• _Objective_: Return each line holding the string "vindhraði".

• _Stored rows_:
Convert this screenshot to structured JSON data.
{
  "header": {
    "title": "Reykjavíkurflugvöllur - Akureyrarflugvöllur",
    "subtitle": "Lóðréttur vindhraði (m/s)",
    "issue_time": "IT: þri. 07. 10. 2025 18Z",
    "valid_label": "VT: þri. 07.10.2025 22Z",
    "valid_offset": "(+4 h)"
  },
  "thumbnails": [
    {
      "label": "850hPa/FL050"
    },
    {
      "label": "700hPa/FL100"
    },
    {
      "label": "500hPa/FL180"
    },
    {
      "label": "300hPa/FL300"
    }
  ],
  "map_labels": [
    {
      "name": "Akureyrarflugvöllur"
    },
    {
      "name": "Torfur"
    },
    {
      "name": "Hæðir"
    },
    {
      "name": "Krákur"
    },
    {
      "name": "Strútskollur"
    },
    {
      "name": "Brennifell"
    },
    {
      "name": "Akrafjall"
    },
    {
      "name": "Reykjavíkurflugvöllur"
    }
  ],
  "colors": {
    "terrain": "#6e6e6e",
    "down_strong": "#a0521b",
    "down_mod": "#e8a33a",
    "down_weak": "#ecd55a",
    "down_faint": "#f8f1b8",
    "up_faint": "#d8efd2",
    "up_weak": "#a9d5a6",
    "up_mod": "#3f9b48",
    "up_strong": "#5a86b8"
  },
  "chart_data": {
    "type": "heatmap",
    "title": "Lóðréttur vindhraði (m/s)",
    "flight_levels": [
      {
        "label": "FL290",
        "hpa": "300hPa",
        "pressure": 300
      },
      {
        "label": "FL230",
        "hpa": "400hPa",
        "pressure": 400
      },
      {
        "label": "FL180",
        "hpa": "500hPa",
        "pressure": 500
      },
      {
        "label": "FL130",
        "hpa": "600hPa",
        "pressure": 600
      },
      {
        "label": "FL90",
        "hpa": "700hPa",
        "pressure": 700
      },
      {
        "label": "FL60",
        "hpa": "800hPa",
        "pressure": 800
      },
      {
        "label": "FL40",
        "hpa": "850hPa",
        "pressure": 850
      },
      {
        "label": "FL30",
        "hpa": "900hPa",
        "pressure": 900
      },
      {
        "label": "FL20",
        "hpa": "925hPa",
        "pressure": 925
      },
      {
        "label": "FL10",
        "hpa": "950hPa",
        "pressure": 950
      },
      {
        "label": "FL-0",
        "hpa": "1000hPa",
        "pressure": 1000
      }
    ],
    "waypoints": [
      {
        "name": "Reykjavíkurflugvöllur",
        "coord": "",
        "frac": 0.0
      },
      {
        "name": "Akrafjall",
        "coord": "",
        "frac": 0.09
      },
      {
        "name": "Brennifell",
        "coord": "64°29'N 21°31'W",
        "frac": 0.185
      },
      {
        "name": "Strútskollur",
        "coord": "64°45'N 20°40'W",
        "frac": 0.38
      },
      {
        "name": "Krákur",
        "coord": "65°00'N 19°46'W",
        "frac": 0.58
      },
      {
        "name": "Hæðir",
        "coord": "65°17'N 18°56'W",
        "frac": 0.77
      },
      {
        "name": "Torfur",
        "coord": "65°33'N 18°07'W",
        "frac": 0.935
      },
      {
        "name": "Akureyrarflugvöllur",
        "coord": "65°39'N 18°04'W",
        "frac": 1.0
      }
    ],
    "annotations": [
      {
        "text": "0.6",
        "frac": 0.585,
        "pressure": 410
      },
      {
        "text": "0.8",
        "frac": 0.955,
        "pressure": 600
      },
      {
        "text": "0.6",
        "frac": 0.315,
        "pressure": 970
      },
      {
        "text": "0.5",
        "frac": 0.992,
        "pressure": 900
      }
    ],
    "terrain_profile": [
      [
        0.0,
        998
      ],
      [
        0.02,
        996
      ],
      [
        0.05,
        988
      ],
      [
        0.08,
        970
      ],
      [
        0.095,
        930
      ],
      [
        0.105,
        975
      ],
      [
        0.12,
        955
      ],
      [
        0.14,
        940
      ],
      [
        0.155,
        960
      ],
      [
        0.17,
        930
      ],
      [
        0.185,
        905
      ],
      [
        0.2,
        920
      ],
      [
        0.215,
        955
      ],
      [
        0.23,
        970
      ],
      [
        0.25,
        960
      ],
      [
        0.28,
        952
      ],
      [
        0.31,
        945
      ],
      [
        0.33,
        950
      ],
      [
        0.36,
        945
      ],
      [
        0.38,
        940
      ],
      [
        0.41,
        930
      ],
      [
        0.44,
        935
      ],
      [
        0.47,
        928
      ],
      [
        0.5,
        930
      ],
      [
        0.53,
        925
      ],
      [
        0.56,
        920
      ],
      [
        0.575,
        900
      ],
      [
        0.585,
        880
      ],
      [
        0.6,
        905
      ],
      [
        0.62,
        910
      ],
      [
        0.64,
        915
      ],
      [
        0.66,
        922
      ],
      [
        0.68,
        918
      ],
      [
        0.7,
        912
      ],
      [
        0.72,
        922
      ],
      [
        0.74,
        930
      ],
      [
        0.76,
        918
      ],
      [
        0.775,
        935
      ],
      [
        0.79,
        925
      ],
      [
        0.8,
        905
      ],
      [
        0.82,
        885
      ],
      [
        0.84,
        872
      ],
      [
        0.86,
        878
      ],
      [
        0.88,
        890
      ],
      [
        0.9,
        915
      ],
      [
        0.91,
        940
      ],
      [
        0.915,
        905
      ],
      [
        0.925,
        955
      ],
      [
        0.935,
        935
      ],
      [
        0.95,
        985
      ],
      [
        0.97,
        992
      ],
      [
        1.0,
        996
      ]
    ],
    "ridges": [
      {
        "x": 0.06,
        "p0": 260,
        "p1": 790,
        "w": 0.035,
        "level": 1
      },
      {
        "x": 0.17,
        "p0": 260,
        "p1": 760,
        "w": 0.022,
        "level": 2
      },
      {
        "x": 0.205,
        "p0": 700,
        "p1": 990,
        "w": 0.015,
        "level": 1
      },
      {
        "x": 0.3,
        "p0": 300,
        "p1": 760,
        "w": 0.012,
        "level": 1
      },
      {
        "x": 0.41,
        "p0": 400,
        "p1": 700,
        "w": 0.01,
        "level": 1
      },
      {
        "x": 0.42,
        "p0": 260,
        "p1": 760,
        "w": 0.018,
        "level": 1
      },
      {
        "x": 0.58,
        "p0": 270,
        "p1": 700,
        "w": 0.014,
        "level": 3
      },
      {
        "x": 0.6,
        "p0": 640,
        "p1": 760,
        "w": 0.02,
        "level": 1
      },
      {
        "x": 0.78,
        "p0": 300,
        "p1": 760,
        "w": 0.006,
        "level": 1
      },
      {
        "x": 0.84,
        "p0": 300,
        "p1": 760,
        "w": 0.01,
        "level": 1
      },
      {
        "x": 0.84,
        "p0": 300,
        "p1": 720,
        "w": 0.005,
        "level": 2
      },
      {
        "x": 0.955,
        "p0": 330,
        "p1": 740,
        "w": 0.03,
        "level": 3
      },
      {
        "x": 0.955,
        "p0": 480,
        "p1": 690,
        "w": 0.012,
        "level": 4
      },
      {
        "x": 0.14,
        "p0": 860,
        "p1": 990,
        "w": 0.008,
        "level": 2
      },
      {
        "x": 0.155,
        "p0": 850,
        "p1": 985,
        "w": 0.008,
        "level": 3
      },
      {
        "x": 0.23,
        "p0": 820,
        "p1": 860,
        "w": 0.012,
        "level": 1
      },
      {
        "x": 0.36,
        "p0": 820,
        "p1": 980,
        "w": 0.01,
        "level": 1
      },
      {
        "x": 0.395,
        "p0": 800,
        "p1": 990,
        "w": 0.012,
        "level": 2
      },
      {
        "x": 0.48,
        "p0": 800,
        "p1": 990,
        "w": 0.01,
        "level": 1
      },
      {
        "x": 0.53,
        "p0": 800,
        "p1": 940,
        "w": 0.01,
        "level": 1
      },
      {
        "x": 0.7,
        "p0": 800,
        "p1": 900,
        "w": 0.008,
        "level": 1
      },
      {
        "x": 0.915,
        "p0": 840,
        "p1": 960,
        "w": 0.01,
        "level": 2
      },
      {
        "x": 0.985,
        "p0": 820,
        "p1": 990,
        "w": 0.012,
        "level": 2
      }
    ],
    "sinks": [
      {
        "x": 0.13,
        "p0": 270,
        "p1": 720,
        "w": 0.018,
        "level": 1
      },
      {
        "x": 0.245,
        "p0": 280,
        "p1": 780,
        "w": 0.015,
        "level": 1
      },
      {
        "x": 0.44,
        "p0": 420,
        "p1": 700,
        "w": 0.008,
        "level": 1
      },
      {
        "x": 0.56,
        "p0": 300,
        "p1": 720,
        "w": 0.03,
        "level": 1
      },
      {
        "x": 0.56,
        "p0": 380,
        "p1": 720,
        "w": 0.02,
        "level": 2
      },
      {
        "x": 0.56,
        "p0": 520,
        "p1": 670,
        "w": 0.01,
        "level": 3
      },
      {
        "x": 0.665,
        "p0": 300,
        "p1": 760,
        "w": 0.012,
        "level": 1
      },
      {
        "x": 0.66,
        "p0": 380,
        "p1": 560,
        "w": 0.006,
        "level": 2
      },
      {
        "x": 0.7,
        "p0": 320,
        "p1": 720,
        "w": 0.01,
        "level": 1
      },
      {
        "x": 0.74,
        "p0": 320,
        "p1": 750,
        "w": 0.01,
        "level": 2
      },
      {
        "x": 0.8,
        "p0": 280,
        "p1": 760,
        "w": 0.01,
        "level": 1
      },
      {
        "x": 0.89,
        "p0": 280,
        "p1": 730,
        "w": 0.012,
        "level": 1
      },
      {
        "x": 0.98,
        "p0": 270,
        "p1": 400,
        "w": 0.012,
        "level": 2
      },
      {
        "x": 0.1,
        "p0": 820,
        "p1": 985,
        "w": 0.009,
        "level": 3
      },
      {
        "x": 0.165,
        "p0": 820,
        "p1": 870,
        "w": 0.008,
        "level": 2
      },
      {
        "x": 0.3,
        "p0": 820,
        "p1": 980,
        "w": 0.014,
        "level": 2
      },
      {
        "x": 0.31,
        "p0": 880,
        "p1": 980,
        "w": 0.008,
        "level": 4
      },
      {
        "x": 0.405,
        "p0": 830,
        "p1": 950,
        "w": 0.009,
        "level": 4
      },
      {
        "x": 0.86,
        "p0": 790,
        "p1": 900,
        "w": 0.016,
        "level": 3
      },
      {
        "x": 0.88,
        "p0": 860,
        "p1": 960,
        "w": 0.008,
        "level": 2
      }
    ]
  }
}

• _Expected answer_:
    "subtitle": "Lóðréttur vindhraði (m/s)",
    "title": "Lóðréttur vindhraði (m/s)",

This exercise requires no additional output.